(EXERCISE) Copy out each line exactly as it appears.

(SUPPLIED ENTRIES)
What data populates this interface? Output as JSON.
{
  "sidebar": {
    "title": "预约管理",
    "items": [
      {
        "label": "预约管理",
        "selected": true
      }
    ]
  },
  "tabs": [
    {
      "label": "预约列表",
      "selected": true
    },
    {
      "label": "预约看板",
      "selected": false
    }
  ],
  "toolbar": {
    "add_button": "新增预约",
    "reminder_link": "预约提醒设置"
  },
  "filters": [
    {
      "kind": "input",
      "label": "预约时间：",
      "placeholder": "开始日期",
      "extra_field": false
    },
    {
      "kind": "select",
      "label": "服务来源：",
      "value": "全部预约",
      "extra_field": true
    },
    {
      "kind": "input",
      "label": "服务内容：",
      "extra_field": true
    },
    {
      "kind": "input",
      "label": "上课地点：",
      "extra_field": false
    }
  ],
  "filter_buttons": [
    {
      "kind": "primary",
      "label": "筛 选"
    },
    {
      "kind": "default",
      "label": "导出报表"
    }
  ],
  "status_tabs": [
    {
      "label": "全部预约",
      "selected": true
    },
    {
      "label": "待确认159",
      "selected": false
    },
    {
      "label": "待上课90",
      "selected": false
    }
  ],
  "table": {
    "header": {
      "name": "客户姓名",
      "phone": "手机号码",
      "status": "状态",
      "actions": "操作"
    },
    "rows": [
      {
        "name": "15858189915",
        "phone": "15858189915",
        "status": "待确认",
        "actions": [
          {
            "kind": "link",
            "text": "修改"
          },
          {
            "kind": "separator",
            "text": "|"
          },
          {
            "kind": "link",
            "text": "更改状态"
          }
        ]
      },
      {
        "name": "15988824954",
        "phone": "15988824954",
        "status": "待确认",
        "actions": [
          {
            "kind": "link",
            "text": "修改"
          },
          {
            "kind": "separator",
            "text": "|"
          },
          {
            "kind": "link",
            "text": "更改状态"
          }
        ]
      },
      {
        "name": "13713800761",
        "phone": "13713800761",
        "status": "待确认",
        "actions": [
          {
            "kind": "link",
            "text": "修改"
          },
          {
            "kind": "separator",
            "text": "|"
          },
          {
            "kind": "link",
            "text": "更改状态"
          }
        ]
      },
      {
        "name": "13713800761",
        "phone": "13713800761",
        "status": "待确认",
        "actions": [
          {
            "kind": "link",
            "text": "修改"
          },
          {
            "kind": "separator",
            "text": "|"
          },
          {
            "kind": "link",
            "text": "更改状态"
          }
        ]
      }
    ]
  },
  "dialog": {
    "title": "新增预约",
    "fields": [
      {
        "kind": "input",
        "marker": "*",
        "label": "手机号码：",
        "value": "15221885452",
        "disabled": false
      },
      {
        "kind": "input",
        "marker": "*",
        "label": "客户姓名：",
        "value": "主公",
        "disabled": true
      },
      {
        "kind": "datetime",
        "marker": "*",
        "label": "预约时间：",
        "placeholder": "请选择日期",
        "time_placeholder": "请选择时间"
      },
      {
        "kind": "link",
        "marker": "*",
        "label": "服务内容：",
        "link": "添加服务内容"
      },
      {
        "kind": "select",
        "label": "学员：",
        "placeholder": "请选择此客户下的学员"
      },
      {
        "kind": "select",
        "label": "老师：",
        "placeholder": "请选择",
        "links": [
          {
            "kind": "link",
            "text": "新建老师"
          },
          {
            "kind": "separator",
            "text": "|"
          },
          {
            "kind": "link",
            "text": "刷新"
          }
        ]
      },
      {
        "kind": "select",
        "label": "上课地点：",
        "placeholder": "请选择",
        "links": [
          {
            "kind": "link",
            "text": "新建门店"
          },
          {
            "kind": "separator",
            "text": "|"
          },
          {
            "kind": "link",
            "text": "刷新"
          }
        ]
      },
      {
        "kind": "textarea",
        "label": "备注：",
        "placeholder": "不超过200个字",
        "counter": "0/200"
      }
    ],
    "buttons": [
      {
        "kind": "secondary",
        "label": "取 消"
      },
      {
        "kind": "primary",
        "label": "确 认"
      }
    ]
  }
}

(FINAL ANSWER)
What data populates this interface? Output as JSON.
{
  "sidebar": {
    "title": "预约管理",
    "items": [
      {
        "label": "预约管理",
        "selected": true
      }
    ]
  },
  "tabs": [
    {
      "label": "预约列表",
      "selected": true
    },
    {
      "label": "预约看板",
      "selected": false
    }
  ],
  "toolbar": {
    "add_button": "新增预约",
    "reminder_link": "预约提醒设置"
  },
  "filters": [
    {
      "kind": "input",
      "label": "预约时间：",
      "placeholder": "开始日期",
      "extra_field": false
    },
    {
      "kind": "select",
      "label": "服务来源：",
      "value": "全部预约",
      "extra_field": true
    },
    {
      "kind": "input",
      "label": "服务内容：",
      "extra_field": true
    },
    {
      "kind": "input",
      "label": "上课地点：",
      "extra_field": false
    }
  ],
  "filter_buttons": [
    {
      "kind": "primary",
      "label": "筛 选"
    },
    {
      "kind": "default",
      "label": "导出报表"
    }
  ],
  "status_tabs": [
    {
      "label": "全部预约",
      "selected": true
    },
    {
      "label": "待确认159",
      "selected": false
    },
    {
      "label": "待上课90",
      "selected": false
    }
  ],
  "table": {
    "header": {
      "name": "客户姓名",
      "phone": "手机号码",
      "status": "状态",
      "actions": "操作"
    },
    "rows": [
      {
        "name": "15858189915",
        "phone": "15858189915",
        "status": "待确认",
        "actions": [
          {
            "kind": "link",
            "text": "修改"
          },
          {
            "kind": "separator",
            "text": "|"
          },
          {
            "kind": "link",
            "text": "更改状态"
          }
        ]
      },
      {
        "name": "15988824954",
        "phone": "15988824954",
        "status": "待确认",
        "actions": [
          {
            "kind": "link",
            "text": "修改"
          },
          {
            "kind": "separator",
            "text": "|"
          },
          {
            "kind": "link",
            "text": "更改状态"
          }
        ]
      },
      {
        "name": "13713800761",
        "phone": "13713800761",
        "status": "待确认",
        "actions": [
          {
            "kind": "link",
            "text": "修改"
          },
          {
            "kind": "separator",
            "text": "|"
          },
          {
            "kind": "link",
            "text": "更改状态"
          }
        ]
      },
      {
        "name": "13713800761",
        "phone": "13713800761",
        "status": "待确认",
        "actions": [
          {
            "kind": "link",
            "text": "修改"
          },
          {
            "kind": "separator",
            "text": "|"
          },
          {
            "kind": "link",
            "text": "更改状态"
          }
        ]
      }
    ]
  },
  "dialog": {
    "title": "新增预约",
    "fields": [
      {
        "kind": "input",
        "marker": "*",
        "label": "手机号码：",
        "value": "15221885452",
        "disabled": false
      },
      {
        "kind": "input",
        "marker": "*",
        "label": "客户姓名：",
        "value": "主公",
        "disabled": true
      },
      {
        "kind": "datetime",
        "marker": "*",
        "label": "预约时间：",
        "placeholder": "请选择日期",
        "time_placeholder": "请选择时间"
      },
      {
        "kind": "link",
        "marker": "*",
        "label": "服务内容：",
        "link": "添加服务内容"
      },
      {
        "kind": "select",
        "label": "学员：",
        "placeholder": "请选择此客户下的学员"
      },
      {
        "kind": "select",
        "label": "老师：",
        "placeholder": "请选择",
        "links": [
          {
            "kind": "link",
            "text": "新建老师"
          },
          {
            "kind": "separator",
            "text": "|"
          },
          {
            "kind": "link",
            "text": "刷新"
          }
        ]
      },
      {
        "kind": "select",
        "label": "上课地点：",
        "placeholder": "请选择",
        "links": [
          {
            "kind": "link",
            "text": "新建门店"
          },
          {
            "kind": "separator",
            "text": "|"
          },
          {
            "kind": "link",
            "text": "刷新"
          }
        ]
      },
      {
        "kind": "textarea",
        "label": "备注：",
        "placeholder": "不超过200个字",
        "counter": "0/200"
      }
    ],
    "buttons": [
      {
        "kind": "secondary",
        "label": "取 消"
      },
      {
        "kind": "primary",
        "label": "确 认"
      }
    ]
  }
}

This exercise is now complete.